# GIVEN EXERCISE
Show all lines holding "text".
··········
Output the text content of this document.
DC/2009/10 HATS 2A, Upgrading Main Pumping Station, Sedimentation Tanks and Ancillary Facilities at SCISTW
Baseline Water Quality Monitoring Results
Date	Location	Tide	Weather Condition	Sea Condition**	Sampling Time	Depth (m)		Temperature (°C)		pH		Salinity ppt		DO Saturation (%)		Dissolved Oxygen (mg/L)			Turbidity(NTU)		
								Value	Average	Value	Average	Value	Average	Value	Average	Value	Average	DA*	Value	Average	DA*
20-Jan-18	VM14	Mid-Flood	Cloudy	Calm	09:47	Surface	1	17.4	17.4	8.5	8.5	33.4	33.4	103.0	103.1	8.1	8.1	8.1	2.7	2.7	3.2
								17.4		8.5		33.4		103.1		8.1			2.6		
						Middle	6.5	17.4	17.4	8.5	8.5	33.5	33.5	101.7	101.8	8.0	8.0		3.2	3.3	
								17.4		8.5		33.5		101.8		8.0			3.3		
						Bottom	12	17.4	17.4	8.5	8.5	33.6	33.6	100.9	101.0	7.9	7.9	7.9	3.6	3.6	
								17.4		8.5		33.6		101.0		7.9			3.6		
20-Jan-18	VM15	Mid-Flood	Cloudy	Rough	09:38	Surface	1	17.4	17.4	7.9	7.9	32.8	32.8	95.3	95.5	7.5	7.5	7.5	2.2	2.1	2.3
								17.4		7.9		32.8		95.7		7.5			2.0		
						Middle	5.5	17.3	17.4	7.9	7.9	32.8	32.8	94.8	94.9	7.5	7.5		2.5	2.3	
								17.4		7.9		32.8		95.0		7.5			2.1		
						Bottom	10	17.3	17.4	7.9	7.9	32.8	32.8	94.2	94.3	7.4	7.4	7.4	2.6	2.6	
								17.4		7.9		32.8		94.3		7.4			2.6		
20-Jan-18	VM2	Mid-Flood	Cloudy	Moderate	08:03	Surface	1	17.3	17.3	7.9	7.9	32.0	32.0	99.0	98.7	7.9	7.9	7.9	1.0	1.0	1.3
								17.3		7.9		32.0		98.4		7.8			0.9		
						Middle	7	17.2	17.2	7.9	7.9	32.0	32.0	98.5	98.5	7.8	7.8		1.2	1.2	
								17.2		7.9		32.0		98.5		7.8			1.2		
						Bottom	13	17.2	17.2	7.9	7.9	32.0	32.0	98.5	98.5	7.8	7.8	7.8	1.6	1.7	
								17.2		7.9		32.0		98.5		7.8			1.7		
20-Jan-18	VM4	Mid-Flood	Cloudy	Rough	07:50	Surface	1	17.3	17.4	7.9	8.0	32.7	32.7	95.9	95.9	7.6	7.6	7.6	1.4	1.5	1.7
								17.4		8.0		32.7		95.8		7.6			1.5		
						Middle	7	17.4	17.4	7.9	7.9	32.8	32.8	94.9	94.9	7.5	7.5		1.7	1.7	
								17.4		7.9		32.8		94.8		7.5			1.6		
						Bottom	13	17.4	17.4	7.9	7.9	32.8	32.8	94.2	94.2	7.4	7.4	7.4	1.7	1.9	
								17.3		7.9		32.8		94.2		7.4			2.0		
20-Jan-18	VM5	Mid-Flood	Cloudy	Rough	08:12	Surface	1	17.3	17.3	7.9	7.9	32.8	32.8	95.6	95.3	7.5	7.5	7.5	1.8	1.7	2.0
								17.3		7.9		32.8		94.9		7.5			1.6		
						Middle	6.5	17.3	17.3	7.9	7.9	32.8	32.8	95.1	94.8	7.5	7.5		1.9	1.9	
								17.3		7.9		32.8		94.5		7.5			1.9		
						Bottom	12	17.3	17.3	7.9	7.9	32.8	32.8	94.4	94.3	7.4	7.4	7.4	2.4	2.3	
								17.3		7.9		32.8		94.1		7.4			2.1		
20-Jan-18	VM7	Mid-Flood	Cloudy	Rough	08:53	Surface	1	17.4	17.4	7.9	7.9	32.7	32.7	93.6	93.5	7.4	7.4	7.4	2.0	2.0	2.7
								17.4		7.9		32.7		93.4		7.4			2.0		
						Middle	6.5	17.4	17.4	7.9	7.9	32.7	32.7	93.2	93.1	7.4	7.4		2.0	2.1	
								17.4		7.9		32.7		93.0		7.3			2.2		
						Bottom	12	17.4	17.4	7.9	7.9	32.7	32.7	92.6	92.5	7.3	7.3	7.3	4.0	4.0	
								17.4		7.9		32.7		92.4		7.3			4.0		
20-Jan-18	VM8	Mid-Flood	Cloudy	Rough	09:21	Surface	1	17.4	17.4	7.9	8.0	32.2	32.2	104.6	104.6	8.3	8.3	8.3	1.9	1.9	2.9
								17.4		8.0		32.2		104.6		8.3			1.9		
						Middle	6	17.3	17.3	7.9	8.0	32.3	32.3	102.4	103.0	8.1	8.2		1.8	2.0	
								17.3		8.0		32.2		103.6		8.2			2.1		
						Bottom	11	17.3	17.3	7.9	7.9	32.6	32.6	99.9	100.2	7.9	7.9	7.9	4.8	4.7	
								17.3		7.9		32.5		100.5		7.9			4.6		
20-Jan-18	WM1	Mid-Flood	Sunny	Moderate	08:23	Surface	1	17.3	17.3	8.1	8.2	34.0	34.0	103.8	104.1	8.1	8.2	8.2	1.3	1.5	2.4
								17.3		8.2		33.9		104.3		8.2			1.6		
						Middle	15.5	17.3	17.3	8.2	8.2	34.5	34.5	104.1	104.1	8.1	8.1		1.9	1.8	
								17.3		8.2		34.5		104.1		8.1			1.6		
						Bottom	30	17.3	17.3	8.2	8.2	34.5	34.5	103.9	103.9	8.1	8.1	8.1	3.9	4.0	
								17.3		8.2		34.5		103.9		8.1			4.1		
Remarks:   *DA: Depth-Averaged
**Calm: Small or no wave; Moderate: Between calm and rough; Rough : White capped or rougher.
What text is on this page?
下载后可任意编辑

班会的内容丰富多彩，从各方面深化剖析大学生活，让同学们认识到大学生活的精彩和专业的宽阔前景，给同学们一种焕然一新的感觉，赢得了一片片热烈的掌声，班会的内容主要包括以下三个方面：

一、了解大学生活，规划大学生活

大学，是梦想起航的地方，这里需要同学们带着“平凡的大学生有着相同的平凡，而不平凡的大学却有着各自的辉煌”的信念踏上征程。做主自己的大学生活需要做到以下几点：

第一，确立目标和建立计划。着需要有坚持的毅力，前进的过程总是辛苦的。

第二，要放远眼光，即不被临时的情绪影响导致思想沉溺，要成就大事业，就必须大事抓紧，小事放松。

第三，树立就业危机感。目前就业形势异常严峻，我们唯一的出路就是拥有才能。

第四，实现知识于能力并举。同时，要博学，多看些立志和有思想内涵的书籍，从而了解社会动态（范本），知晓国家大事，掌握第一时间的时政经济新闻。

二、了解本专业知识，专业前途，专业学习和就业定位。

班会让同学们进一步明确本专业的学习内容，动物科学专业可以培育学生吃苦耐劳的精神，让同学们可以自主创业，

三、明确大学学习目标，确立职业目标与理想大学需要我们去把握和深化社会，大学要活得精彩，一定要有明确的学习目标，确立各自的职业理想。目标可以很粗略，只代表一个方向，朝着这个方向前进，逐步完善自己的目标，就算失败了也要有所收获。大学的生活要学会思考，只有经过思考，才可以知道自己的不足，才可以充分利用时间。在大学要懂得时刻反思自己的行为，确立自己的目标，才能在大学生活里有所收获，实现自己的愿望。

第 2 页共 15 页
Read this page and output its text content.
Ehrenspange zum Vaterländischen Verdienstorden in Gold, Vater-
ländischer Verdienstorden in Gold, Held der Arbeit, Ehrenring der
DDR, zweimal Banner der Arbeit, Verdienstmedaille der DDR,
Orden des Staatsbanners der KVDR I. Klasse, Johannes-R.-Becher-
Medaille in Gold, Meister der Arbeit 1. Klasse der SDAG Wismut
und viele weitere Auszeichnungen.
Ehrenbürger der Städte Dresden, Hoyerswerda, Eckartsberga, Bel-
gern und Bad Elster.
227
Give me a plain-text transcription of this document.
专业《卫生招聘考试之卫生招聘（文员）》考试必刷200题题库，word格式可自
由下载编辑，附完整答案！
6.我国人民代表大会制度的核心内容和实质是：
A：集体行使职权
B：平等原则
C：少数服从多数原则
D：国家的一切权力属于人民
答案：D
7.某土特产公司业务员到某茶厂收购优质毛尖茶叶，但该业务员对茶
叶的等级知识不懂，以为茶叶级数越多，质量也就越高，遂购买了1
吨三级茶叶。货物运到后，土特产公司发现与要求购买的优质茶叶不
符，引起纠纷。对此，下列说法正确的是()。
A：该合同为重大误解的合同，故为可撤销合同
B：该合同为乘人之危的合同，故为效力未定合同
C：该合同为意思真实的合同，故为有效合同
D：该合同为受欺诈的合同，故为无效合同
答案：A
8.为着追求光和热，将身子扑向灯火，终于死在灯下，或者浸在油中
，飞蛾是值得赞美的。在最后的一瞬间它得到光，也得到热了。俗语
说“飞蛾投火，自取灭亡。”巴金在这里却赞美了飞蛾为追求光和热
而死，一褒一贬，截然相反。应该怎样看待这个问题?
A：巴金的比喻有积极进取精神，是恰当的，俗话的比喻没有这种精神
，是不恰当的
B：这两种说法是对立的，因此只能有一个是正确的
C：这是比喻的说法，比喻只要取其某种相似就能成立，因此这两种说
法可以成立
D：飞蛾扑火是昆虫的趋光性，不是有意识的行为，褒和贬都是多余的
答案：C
··········
# RESULT
Output the text content of this document.
What text is on this page?
Read this page and output its text content.
Give me a plain-text transcription of this document.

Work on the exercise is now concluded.